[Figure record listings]
===

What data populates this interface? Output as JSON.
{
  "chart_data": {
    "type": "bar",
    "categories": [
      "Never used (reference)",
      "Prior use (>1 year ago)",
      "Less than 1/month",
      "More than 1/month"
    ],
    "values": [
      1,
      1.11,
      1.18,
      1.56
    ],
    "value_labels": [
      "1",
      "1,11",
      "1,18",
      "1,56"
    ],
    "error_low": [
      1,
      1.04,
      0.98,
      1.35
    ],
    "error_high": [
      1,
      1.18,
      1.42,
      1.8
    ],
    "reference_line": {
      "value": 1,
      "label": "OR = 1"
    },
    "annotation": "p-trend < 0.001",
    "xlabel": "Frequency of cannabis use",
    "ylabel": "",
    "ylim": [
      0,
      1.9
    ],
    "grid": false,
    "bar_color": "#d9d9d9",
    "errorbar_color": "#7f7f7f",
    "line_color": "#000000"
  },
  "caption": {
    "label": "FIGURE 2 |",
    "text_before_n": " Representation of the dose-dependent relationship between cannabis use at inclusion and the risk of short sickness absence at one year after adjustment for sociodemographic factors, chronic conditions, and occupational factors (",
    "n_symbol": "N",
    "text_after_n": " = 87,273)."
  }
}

===

Set problem:
Pick each line holding the word "cannabis" out of the data and copy it.

Final result:
    "xlabel": "Frequency of cannabis use",
    "text_before_n": " Representation of the dose-dependent relationship between cannabis use at inclusion and the risk of short sickness absence at one year after adjustment for sociodemographic factors, chronic conditions, and occupational factors (",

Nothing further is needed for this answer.